▶ _LIST OF TASKS_:
[a] In the commentary on politics and football, which team beat Oregon State?
[b] Translate this sentence from the commentary on politics and football into Spanish: "The Washington Redskins have announced Rex Grossman will be their opening day starter."

The GOP candidates are just now starting to attack each other as well as President Obama. But it’s going to get worse. If the race was six months further along wonder if someone would say God sent the wildfires in Texas to get Rick Perry off the campaign trail.


Yesterday exactly two FBS (former Division 1 football teams lost to FCS (former D1-AA) teams. Oregon State lost to Sacramento State. And Duke lost to Richmond. The Blue Devils next opponent? Stanford. Probably not the Luck they were hoping for.

While his playing status for the Colts opener is still uncertain, Peyton Manning has been told not to practice this week or do any hard workouts. In other words, pretend he’s JaMarcus Russell.

Michele Bachmann’s campaign manager Ed Rollins quit today, along with his deputy. Rollins said that at 68 he just “doesn’t have the stamina for 12- and 14-hour days every day of the week.” Sounds better than saying he no longer has the stamina for dealing with “bat sh*t crazy.


Despite her anti-union record Michele Bachmann is scoffing at suggestions that she has no business celebrating Labor Day. After all, as she says “I have five children, I’ve been in labor five times.”

The Washington Redskins have announced Rex Grossman will be their opening day starter. Which means even Republicans will soon be likely to agree that President Obama is not D.C.’s most disappointing ex-Chicagoan.

Trivia question of the night. (No fair googling the answer.) Who was the last quarterback to start for the Colts before Peyton Manning? And no, it wasn’t Johnny Unitas.

▶ _SUPPLIED RECORDS_:
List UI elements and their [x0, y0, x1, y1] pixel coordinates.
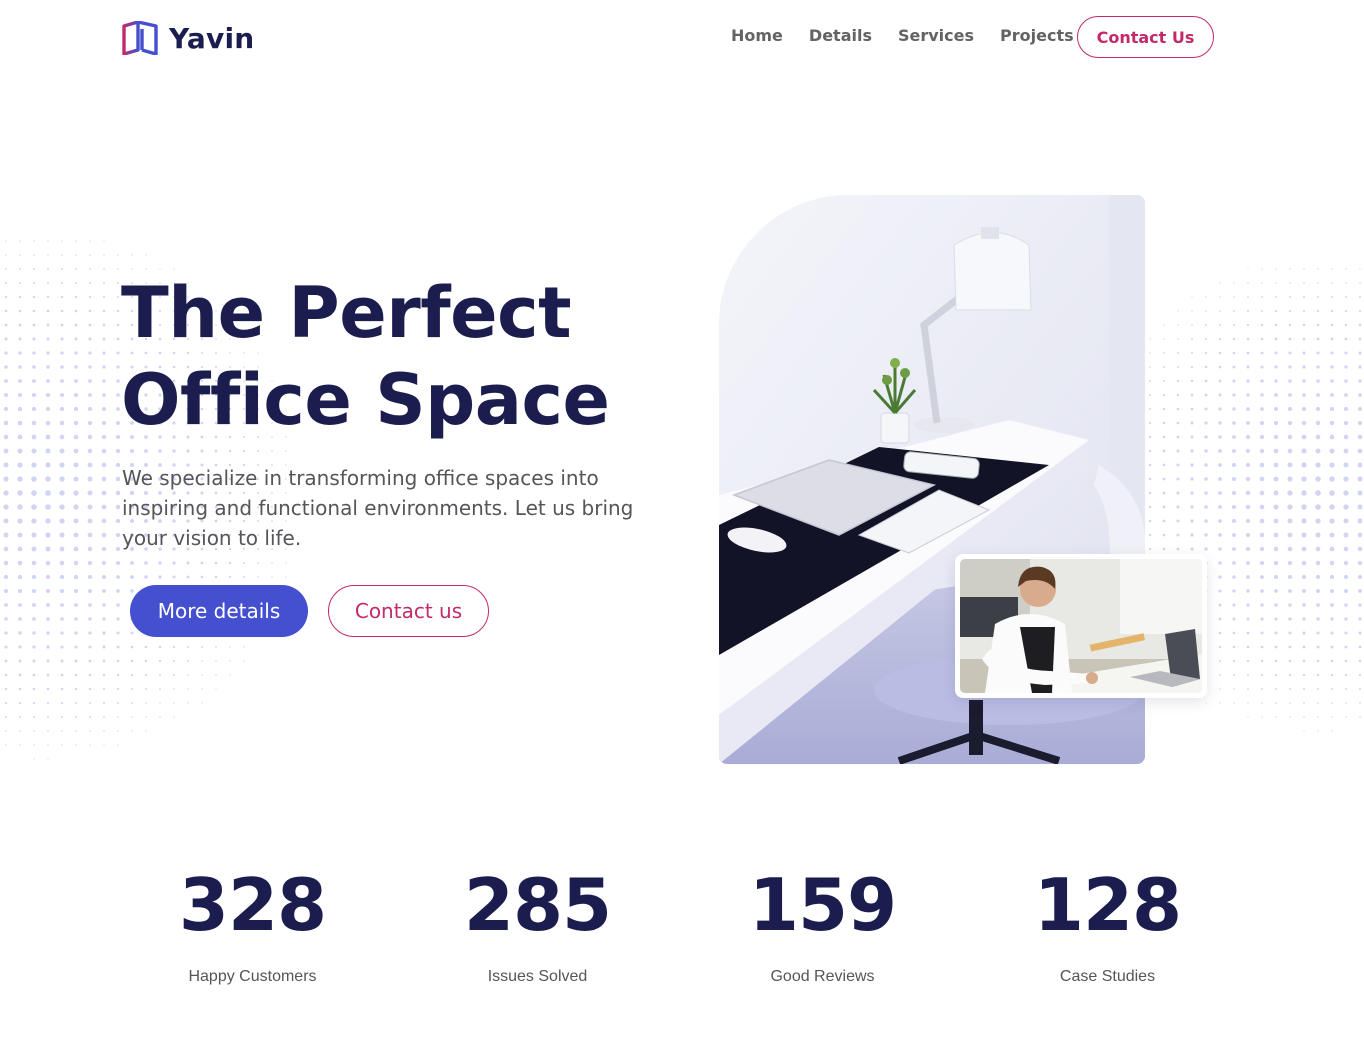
more-details-button[interactable]: More details — [130, 585, 308, 637]
stat-value: 159 — [748, 863, 897, 947]
stat-issues-solved: 285 Issues Solved — [395, 862, 680, 986]
hero-subtitle: We specialize in transforming office spa… — [122, 466, 634, 550]
main-nav: Home Details Services Projects — [731, 26, 1100, 45]
stat-happy-customers: 328 Happy Customers — [110, 862, 395, 986]
brand-logo[interactable]: Yavin — [121, 21, 254, 55]
nav-projects[interactable]: Projects — [1000, 26, 1074, 45]
brand-name: Yavin — [169, 21, 255, 55]
nav-details[interactable]: Details — [809, 26, 872, 45]
stat-value: 128 — [1033, 863, 1182, 947]
stat-label: Happy Customers — [188, 968, 317, 985]
stat-label: Issues Solved — [487, 968, 588, 985]
stat-case-studies: 128 Case Studies — [965, 862, 1250, 986]
open-book-icon — [122, 21, 158, 55]
woman-working-photo — [955, 554, 1207, 698]
nav-services[interactable]: Services — [898, 26, 974, 45]
stat-good-reviews: 159 Good Reviews — [680, 862, 965, 986]
nav-home[interactable]: Home — [731, 26, 783, 45]
contact-us-hero-button[interactable]: Contact us — [328, 585, 489, 637]
stat-value: 285 — [463, 863, 612, 947]
contact-us-nav-button[interactable]: Contact Us — [1077, 16, 1214, 58]
stats-section: 328 Happy Customers 285 Issues Solved 15… — [110, 862, 1250, 1002]
stat-label: Case Studies — [1059, 968, 1156, 985]
site-header: Yavin Home Details Services Projects Con… — [0, 0, 1364, 76]
hero-title: The Perfect Office Space — [121, 270, 681, 444]
hero-title-line2: Office Space — [121, 359, 610, 441]
stat-label: Good Reviews — [770, 968, 875, 985]
stat-value: 328 — [178, 863, 327, 947]
hero-title-line1: The Perfect — [121, 272, 572, 354]
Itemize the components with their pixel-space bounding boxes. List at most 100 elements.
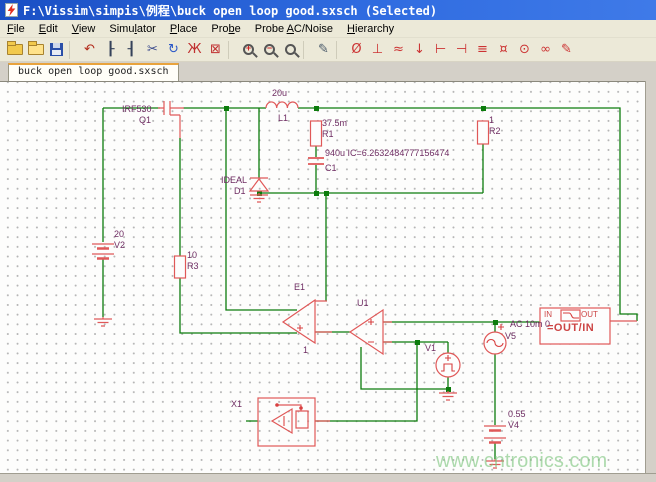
label-val-r1[interactable]: 37.5m — [322, 118, 347, 128]
place-part-b-button[interactable]: ⊠ — [205, 40, 226, 60]
label-ref-d1[interactable]: D1 — [234, 186, 246, 196]
component-x1-subcircuit[interactable] — [258, 398, 330, 446]
zoom-area-button[interactable] — [280, 40, 301, 60]
place-clock-button[interactable]: ⊙ — [514, 40, 535, 60]
label-ref-c1[interactable]: C1 — [325, 163, 337, 173]
schematic-canvas[interactable]: www.cntronics.com IRF530Q120uL137.5mR194… — [0, 81, 645, 474]
place-diode-button[interactable]: ↓ — [409, 40, 430, 60]
label-bode-out[interactable]: OUT — [581, 310, 598, 319]
tab-bar: buck open loop good.sxsch — [0, 62, 656, 81]
component-v2-battery[interactable] — [92, 244, 114, 259]
label-val-r2[interactable]: 1 — [489, 115, 494, 125]
label-ref-v5[interactable]: V5 — [505, 331, 516, 341]
place-ic-button[interactable]: ¤ — [493, 40, 514, 60]
label-part-q1[interactable]: IRF530 — [122, 104, 152, 114]
menu-simulator[interactable]: Simulator — [102, 22, 162, 36]
place-part-a-button[interactable]: Ж — [184, 40, 205, 60]
component-c1-capacitor[interactable] — [308, 158, 324, 164]
wire-mode-icon: ┠ — [107, 41, 115, 59]
ground-symbols — [94, 193, 504, 468]
wire-mode-button[interactable]: ┠ — [100, 40, 121, 60]
rotate-icon: ↻ — [168, 41, 179, 59]
cut-button[interactable]: ✂ — [142, 40, 163, 60]
label-ref-r2[interactable]: R2 — [489, 126, 501, 136]
menu-edit[interactable]: Edit — [32, 22, 65, 36]
component-l1-inductor[interactable] — [266, 102, 298, 108]
probe-pen-button[interactable]: ✎ — [556, 40, 577, 60]
annotate-pencil-button[interactable]: ✎ — [313, 40, 334, 60]
place-pnp-icon: ⊣ — [456, 41, 467, 59]
right-margin — [645, 81, 656, 473]
place-probe-button[interactable]: Ø — [346, 40, 367, 60]
cut-icon: ✂ — [147, 41, 158, 59]
place-ic-icon: ¤ — [499, 41, 507, 59]
label-ref-u1[interactable]: U1 — [357, 298, 369, 308]
place-diode-icon: ↓ — [414, 41, 425, 59]
component-v4-battery[interactable] — [484, 426, 506, 443]
probe-pen-icon: ✎ — [561, 41, 572, 59]
component-q1-mosfet[interactable] — [158, 101, 184, 138]
label-val-l1[interactable]: 20u — [272, 88, 287, 98]
zoom-out-button[interactable]: − — [259, 40, 280, 60]
new-file-icon — [28, 44, 44, 55]
tab-schematic[interactable]: buck open loop good.sxsch — [8, 63, 179, 82]
label-ref-v4[interactable]: V4 — [508, 420, 519, 430]
label-val-c1[interactable]: 940u IC=6.2632484777156474 — [325, 148, 449, 158]
label-val-v4[interactable]: 0.55 — [508, 409, 526, 419]
bottom-bar — [0, 473, 656, 482]
place-transformer-button[interactable]: ≡ — [472, 40, 493, 60]
place-capacitor-button[interactable]: ⊥ — [367, 40, 388, 60]
window-title: F:\Vissim\simpis\例程\buck open loop good.… — [23, 2, 437, 19]
menu-place[interactable]: Place — [163, 22, 205, 36]
label-val-r3[interactable]: 10 — [187, 250, 197, 260]
place-clock-icon: ⊙ — [519, 41, 530, 59]
place-part-b-icon: ⊠ — [210, 41, 221, 59]
component-r2-resistor[interactable] — [478, 121, 489, 144]
label-bode-in[interactable]: IN — [544, 310, 552, 319]
new-file-button[interactable] — [25, 40, 46, 60]
open-file-icon — [7, 44, 23, 55]
component-r3-resistor[interactable] — [175, 256, 186, 278]
wire-net[interactable] — [103, 108, 637, 459]
save-file-icon — [50, 43, 63, 56]
place-transformer-icon: ≡ — [477, 41, 488, 59]
menu-probe-ac-noise[interactable]: Probe AC/Noise — [248, 22, 340, 36]
label-ref-v1[interactable]: V1 — [425, 343, 436, 353]
place-npn-button[interactable]: ⊢ — [430, 40, 451, 60]
label-val-v5[interactable]: AC 10m 0 — [510, 319, 550, 329]
component-v1-pulse-source[interactable] — [436, 353, 460, 377]
label-ref-q1[interactable]: Q1 — [139, 115, 151, 125]
label-ref-r3[interactable]: R3 — [187, 261, 199, 271]
menu-hierarchy[interactable]: Hierarchy — [340, 22, 401, 36]
menu-file[interactable]: File — [0, 22, 32, 36]
toolbar-separator — [303, 41, 311, 59]
menu-probe[interactable]: Probe — [204, 22, 247, 36]
component-u1-comparator[interactable] — [350, 310, 392, 354]
bus-mode-button[interactable]: ┨ — [121, 40, 142, 60]
label-ref-x1[interactable]: X1 — [231, 399, 242, 409]
annotate-pencil-icon: ✎ — [318, 41, 329, 59]
undo-button[interactable]: ↶ — [79, 40, 100, 60]
label-bode-expr[interactable]: =OUT/IN — [547, 322, 594, 334]
label-ref-l1[interactable]: L1 — [278, 113, 288, 123]
menu-view[interactable]: View — [65, 22, 103, 36]
place-inductor-button[interactable]: ≈ — [388, 40, 409, 60]
label-ref-r1[interactable]: R1 — [322, 129, 334, 139]
rotate-button[interactable]: ↻ — [163, 40, 184, 60]
toolbar-separator — [69, 41, 77, 59]
zoom-area-icon — [285, 44, 296, 55]
save-file-button[interactable] — [46, 40, 67, 60]
label-ref-e1[interactable]: E1 — [294, 282, 305, 292]
undo-icon: ↶ — [84, 41, 95, 59]
label-ref-v2[interactable]: V2 — [114, 240, 125, 250]
label-val-v2[interactable]: 20 — [114, 229, 124, 239]
place-pnp-button[interactable]: ⊣ — [451, 40, 472, 60]
open-file-button[interactable] — [4, 40, 25, 60]
component-d1-diode[interactable] — [250, 178, 268, 191]
label-gain-e1[interactable]: 1 — [303, 345, 308, 355]
label-val-d1[interactable]: IDEAL — [221, 175, 247, 185]
component-r1-resistor[interactable] — [311, 121, 322, 146]
place-coupled-button[interactable]: ∞ — [535, 40, 556, 60]
component-e1-vcvs[interactable] — [283, 300, 332, 343]
zoom-in-button[interactable]: + — [238, 40, 259, 60]
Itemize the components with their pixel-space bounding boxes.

▶ _ANSWERS BY TASK_:
[a] Sacramento State

[b] Los Washington Redskins han anunciado que Rex Grossman será su titular en el partido inaugural de la temporada.